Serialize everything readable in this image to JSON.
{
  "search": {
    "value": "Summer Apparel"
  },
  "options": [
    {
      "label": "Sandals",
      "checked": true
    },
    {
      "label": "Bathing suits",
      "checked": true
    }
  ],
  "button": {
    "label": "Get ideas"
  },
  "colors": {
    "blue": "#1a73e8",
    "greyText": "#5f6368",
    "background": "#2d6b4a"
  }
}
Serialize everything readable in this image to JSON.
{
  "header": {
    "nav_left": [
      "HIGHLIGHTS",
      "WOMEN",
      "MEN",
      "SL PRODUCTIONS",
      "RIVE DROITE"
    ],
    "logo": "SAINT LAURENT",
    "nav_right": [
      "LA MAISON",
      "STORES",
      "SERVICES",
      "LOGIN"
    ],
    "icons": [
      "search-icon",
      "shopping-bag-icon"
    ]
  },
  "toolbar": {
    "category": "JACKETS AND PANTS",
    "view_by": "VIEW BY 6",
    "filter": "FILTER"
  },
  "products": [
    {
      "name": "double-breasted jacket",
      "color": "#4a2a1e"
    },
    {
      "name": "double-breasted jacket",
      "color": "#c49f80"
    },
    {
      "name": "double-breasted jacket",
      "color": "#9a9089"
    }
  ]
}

◇ ◇ ◇ ◇ ◇

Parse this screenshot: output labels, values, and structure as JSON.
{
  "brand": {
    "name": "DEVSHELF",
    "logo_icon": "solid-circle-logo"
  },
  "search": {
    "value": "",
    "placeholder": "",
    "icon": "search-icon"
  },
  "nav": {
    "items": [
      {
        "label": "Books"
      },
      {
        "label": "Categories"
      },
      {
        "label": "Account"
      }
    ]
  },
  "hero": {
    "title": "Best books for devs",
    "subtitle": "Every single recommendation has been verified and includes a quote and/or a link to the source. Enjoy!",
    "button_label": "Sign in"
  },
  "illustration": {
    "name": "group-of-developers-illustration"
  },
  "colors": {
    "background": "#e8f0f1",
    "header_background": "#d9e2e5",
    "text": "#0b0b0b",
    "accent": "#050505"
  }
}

◇ ◇ ◇ ◇ ◇

STATED GOAL -
Copy out every line of the listing that contains the string "illustration".

TASK OUTPUT -
  "illustration": {
    "name": "group-of-developers-illustration"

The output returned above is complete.